# [Data supplied]
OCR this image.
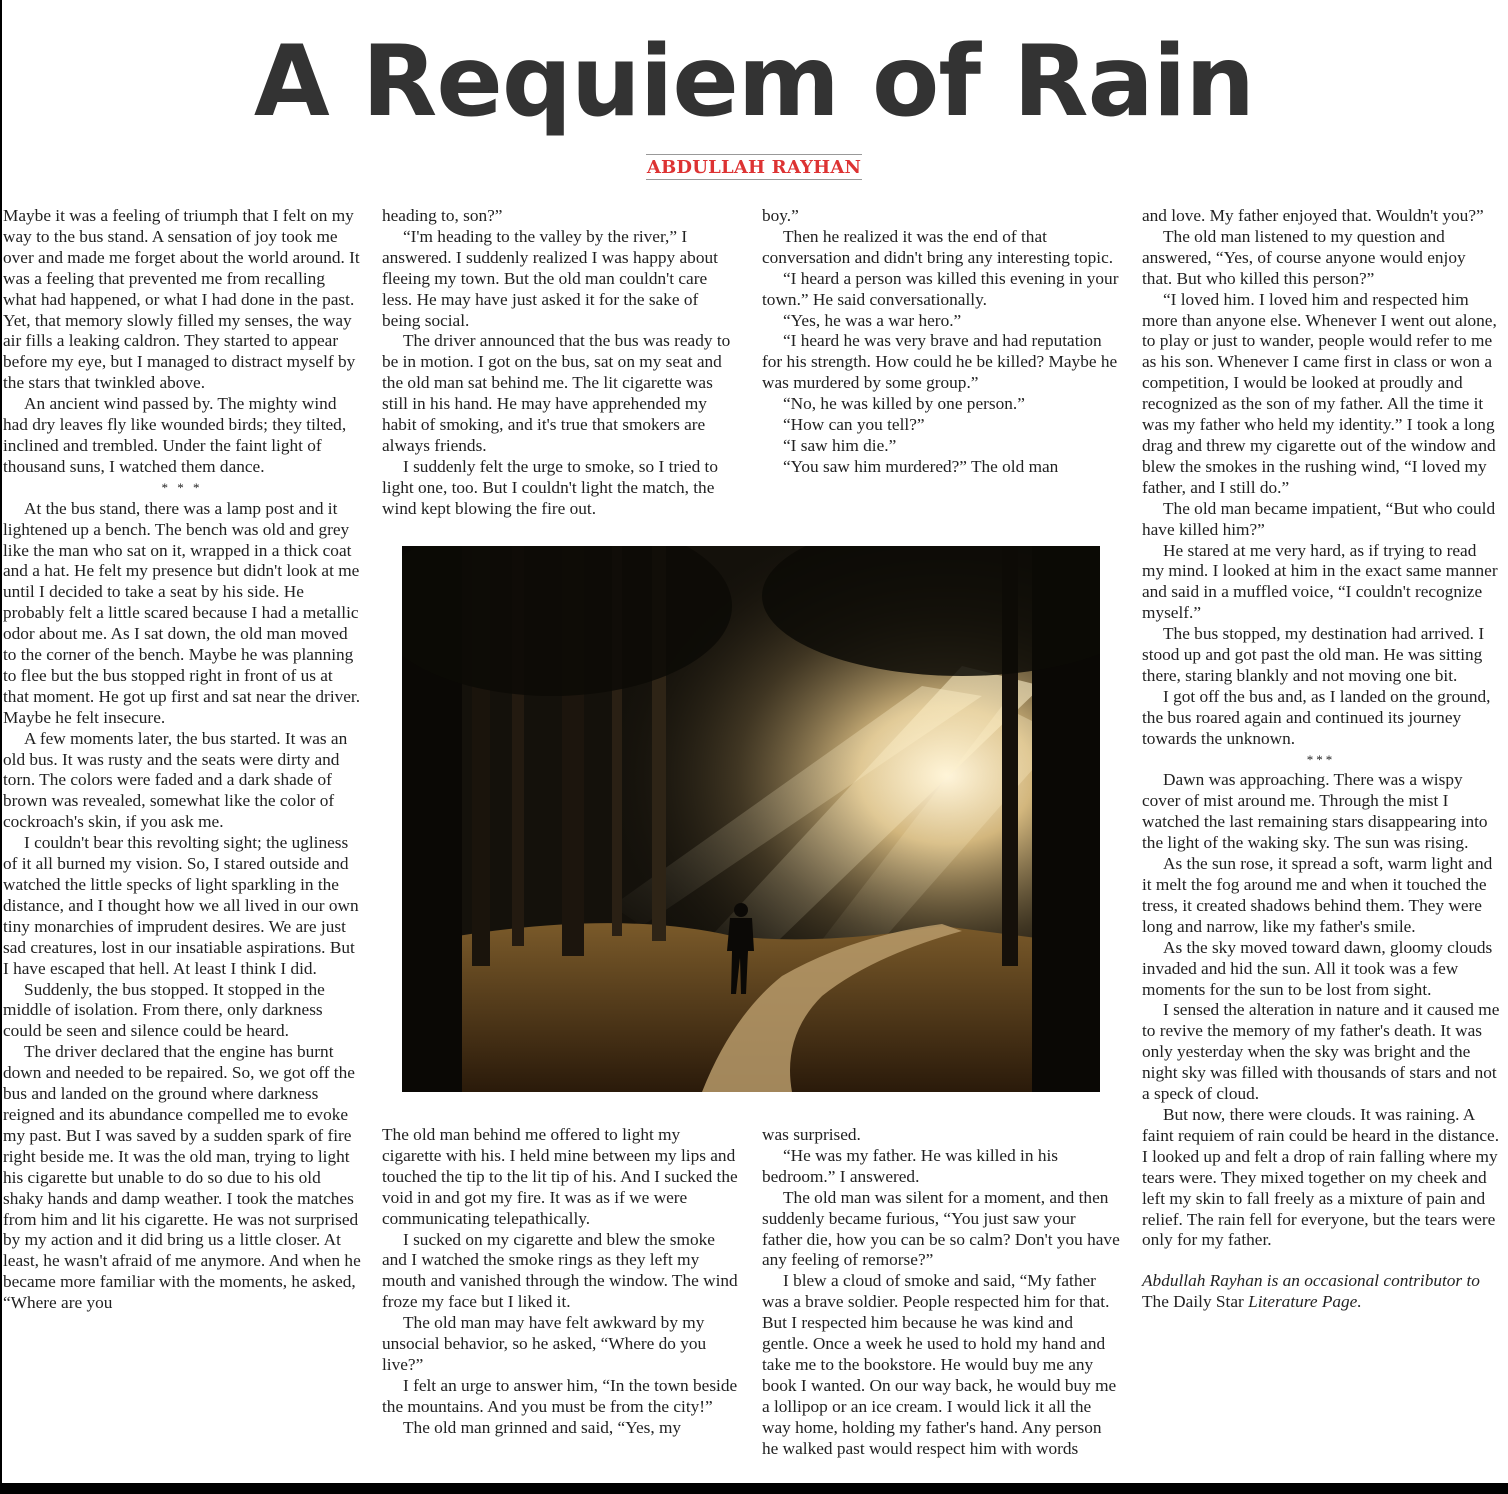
A Requiem of Rain
ABDULLAH RAYHAN

Maybe it was a feeling of triumph that I felt on my way to the bus stand. A sensation of joy took me over and made me forget about the world around. It was a feeling that prevented me from recalling what had happened, or what I had done in the past. Yet, that memory slowly filled my senses, the way air fills a leaking caldron. They started to appear before my eye, but I managed to distract myself by the stars that twinkled above.

An ancient wind passed by. The mighty wind had dry leaves fly like wounded birds; they tilted, inclined and trembled. Under the faint light of thousand suns, I watched them dance.

* * *

At the bus stand, there was a lamp post and it lightened up a bench. The bench was old and grey like the man who sat on it, wrapped in a thick coat and a hat. He felt my presence but didn't look at me until I decided to take a seat by his side. He probably felt a little scared because I had a metallic odor about me. As I sat down, the old man moved to the corner of the bench. Maybe he was planning to flee but the bus stopped right in front of us at that moment. He got up first and sat near the driver. Maybe he felt insecure.

A few moments later, the bus started. It was an old bus. It was rusty and the seats were dirty and torn. The colors were faded and a dark shade of brown was revealed, somewhat like the color of cockroach's skin, if you ask me.

I couldn't bear this revolting sight; the ugliness of it all burned my vision. So, I stared outside and watched the little specks of light sparkling in the distance, and I thought how we all lived in our own tiny monarchies of imprudent desires. We are just sad creatures, lost in our insatiable aspirations. But I have escaped that hell. At least I think I did.

Suddenly, the bus stopped. It stopped in the middle of isolation. From there, only darkness could be seen and silence could be heard.

The driver declared that the engine has burnt down and needed to be repaired. So, we got off the bus and landed on the ground where darkness reigned and its abundance compelled me to evoke my past. But I was saved by a sudden spark of fire right beside me. It was the old man, trying to light his cigarette but unable to do so due to his old shaky hands and damp weather. I took the matches from him and lit his cigarette. He was not surprised by my action and it did bring us a little closer. At least, he wasn't afraid of me anymore. And when he became more familiar with the moments, he asked, “Where are you

heading to, son?”

“I'm heading to the valley by the river,” I answered. I suddenly realized I was happy about fleeing my town. But the old man couldn't care less. He may have just asked it for the sake of being social.

The driver announced that the bus was ready to be in motion. I got on the bus, sat on my seat and the old man sat behind me. The lit cigarette was still in his hand. He may have apprehended my habit of smoking, and it's true that smokers are always friends.

I suddenly felt the urge to smoke, so I tried to light one, too. But I couldn't light the match, the wind kept blowing the fire out.

boy.”

Then he realized it was the end of that conversation and didn't bring any interesting topic.

“I heard a person was killed this evening in your town.” He said conversationally.

“Yes, he was a war hero.”

“I heard he was very brave and had reputation for his strength. How could he be killed? Maybe he was murdered by some group.”

“No, he was killed by one person.”

“How can you tell?”

“I saw him die.”

“You saw him murdered?” The old man

The old man behind me offered to light my cigarette with his. I held mine between my lips and touched the tip to the lit tip of his. And I sucked the void in and got my fire. It was as if we were communicating telepathically.

I sucked on my cigarette and blew the smoke and I watched the smoke rings as they left my mouth and vanished through the window. The wind froze my face but I liked it.

The old man may have felt awkward by my unsocial behavior, so he asked, “Where do you live?”

I felt an urge to answer him, “In the town beside the mountains. And you must be from the city!”

The old man grinned and said, “Yes, my

was surprised.

“He was my father. He was killed in his bedroom.” I answered.

The old man was silent for a moment, and then suddenly became furious, “You just saw your father die, how you can be so calm? Don't you have any feeling of remorse?”

I blew a cloud of smoke and said, “My father was a brave soldier. People respected him for that. But I respected him because he was kind and gentle. Once a week he used to hold my hand and take me to the bookstore. He would buy me any book I wanted. On our way back, he would buy me a lollipop or an ice cream. I would lick it all the way home, holding my father's hand. Any person he walked past would respect him with words

and love. My father enjoyed that. Wouldn't you?”

The old man listened to my question and answered, “Yes, of course anyone would enjoy that. But who killed this person?”

“I loved him. I loved him and respected him more than anyone else. Whenever I went out alone, to play or just to wander, people would refer to me as his son. Whenever I came first in class or won a competition, I would be looked at proudly and recognized as the son of my father. All the time it was my father who held my identity.” I took a long drag and threw my cigarette out of the window and blew the smokes in the rushing wind, “I loved my father, and I still do.”

The old man became impatient, “But who could have killed him?”

He stared at me very hard, as if trying to read my mind. I looked at him in the exact same manner and said in a muffled voice, “I couldn't recognize myself.”

The bus stopped, my destination had arrived. I stood up and got past the old man. He was sitting there, staring blankly and not moving one bit.

I got off the bus and, as I landed on the ground, the bus roared again and continued its journey towards the unknown.

***

Dawn was approaching. There was a wispy cover of mist around me. Through the mist I watched the last remaining stars disappearing into the light of the waking sky. The sun was rising.

As the sun rose, it spread a soft, warm light and it melt the fog around me and when it touched the tress, it created shadows behind them. They were long and narrow, like my father's smile.

As the sky moved toward dawn, gloomy clouds invaded and hid the sun. All it took was a few moments for the sun to be lost from sight.

I sensed the alteration in nature and it caused me to revive the memory of my father's death. It was only yesterday when the sky was bright and the night sky was filled with thousands of stars and not a speck of cloud.

But now, there were clouds. It was raining. A faint requiem of rain could be heard in the distance. I looked up and felt a drop of rain falling where my tears were. They mixed together on my cheek and left my skin to fall freely as a mixture of pain and relief. The rain fell for everyone, but the tears were only for my father.

Abdullah Rayhan is an occasional contributor to
The Daily Star Literature Page.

# [Given task]
Return the material exactly as given, apart from the pictures.

# [Answer to the task]
OCR this image.
A Requiem of Rain
ABDULLAH RAYHAN

Maybe it was a feeling of triumph that I felt on my way to the bus stand. A sensation of joy took me over and made me forget about the world around. It was a feeling that prevented me from recalling what had happened, or what I had done in the past. Yet, that memory slowly filled my senses, the way air fills a leaking caldron. They started to appear before my eye, but I managed to distract myself by the stars that twinkled above.

An ancient wind passed by. The mighty wind had dry leaves fly like wounded birds; they tilted, inclined and trembled. Under the faint light of thousand suns, I watched them dance.

* * *

At the bus stand, there was a lamp post and it lightened up a bench. The bench was old and grey like the man who sat on it, wrapped in a thick coat and a hat. He felt my presence but didn't look at me until I decided to take a seat by his side. He probably felt a little scared because I had a metallic odor about me. As I sat down, the old man moved to the corner of the bench. Maybe he was planning to flee but the bus stopped right in front of us at that moment. He got up first and sat near the driver. Maybe he felt insecure.

A few moments later, the bus started. It was an old bus. It was rusty and the seats were dirty and torn. The colors were faded and a dark shade of brown was revealed, somewhat like the color of cockroach's skin, if you ask me.

I couldn't bear this revolting sight; the ugliness of it all burned my vision. So, I stared outside and watched the little specks of light sparkling in the distance, and I thought how we all lived in our own tiny monarchies of imprudent desires. We are just sad creatures, lost in our insatiable aspirations. But I have escaped that hell. At least I think I did.

Suddenly, the bus stopped. It stopped in the middle of isolation. From there, only darkness could be seen and silence could be heard.

The driver declared that the engine has burnt down and needed to be repaired. So, we got off the bus and landed on the ground where darkness reigned and its abundance compelled me to evoke my past. But I was saved by a sudden spark of fire right beside me. It was the old man, trying to light his cigarette but unable to do so due to his old shaky hands and damp weather. I took the matches from him and lit his cigarette. He was not surprised by my action and it did bring us a little closer. At least, he wasn't afraid of me anymore. And when he became more familiar with the moments, he asked, “Where are you

heading to, son?”

“I'm heading to the valley by the river,” I answered. I suddenly realized I was happy about fleeing my town. But the old man couldn't care less. He may have just asked it for the sake of being social.

The driver announced that the bus was ready to be in motion. I got on the bus, sat on my seat and the old man sat behind me. The lit cigarette was still in his hand. He may have apprehended my habit of smoking, and it's true that smokers are always friends.

I suddenly felt the urge to smoke, so I tried to light one, too. But I couldn't light the match, the wind kept blowing the fire out.

boy.”

Then he realized it was the end of that conversation and didn't bring any interesting topic.

“I heard a person was killed this evening in your town.” He said conversationally.

“Yes, he was a war hero.”

“I heard he was very brave and had reputation for his strength. How could he be killed? Maybe he was murdered by some group.”

“No, he was killed by one person.”

“How can you tell?”

“I saw him die.”

“You saw him murdered?” The old man

The old man behind me offered to light my cigarette with his. I held mine between my lips and touched the tip to the lit tip of his. And I sucked the void in and got my fire. It was as if we were communicating telepathically.

I sucked on my cigarette and blew the smoke and I watched the smoke rings as they left my mouth and vanished through the window. The wind froze my face but I liked it.

The old man may have felt awkward by my unsocial behavior, so he asked, “Where do you live?”

I felt an urge to answer him, “In the town beside the mountains. And you must be from the city!”

The old man grinned and said, “Yes, my

was surprised.

“He was my father. He was killed in his bedroom.” I answered.

The old man was silent for a moment, and then suddenly became furious, “You just saw your father die, how you can be so calm? Don't you have any feeling of remorse?”

I blew a cloud of smoke and said, “My father was a brave soldier. People respected him for that. But I respected him because he was kind and gentle. Once a week he used to hold my hand and take me to the bookstore. He would buy me any book I wanted. On our way back, he would buy me a lollipop or an ice cream. I would lick it all the way home, holding my father's hand. Any person he walked past would respect him with words

and love. My father enjoyed that. Wouldn't you?”

The old man listened to my question and answered, “Yes, of course anyone would enjoy that. But who killed this person?”

“I loved him. I loved him and respected him more than anyone else. Whenever I went out alone, to play or just to wander, people would refer to me as his son. Whenever I came first in class or won a competition, I would be looked at proudly and recognized as the son of my father. All the time it was my father who held my identity.” I took a long drag and threw my cigarette out of the window and blew the smokes in the rushing wind, “I loved my father, and I still do.”

The old man became impatient, “But who could have killed him?”

He stared at me very hard, as if trying to read my mind. I looked at him in the exact same manner and said in a muffled voice, “I couldn't recognize myself.”

The bus stopped, my destination had arrived. I stood up and got past the old man. He was sitting there, staring blankly and not moving one bit.

I got off the bus and, as I landed on the ground, the bus roared again and continued its journey towards the unknown.

***

Dawn was approaching. There was a wispy cover of mist around me. Through the mist I watched the last remaining stars disappearing into the light of the waking sky. The sun was rising.

As the sun rose, it spread a soft, warm light and it melt the fog around me and when it touched the tress, it created shadows behind them. They were long and narrow, like my father's smile.

As the sky moved toward dawn, gloomy clouds invaded and hid the sun. All it took was a few moments for the sun to be lost from sight.

I sensed the alteration in nature and it caused me to revive the memory of my father's death. It was only yesterday when the sky was bright and the night sky was filled with thousands of stars and not a speck of cloud.

But now, there were clouds. It was raining. A faint requiem of rain could be heard in the distance. I looked up and felt a drop of rain falling where my tears were. They mixed together on my cheek and left my skin to fall freely as a mixture of pain and relief. The rain fell for everyone, but the tears were only for my father.

Abdullah Rayhan is an occasional contributor to
The Daily Star Literature Page.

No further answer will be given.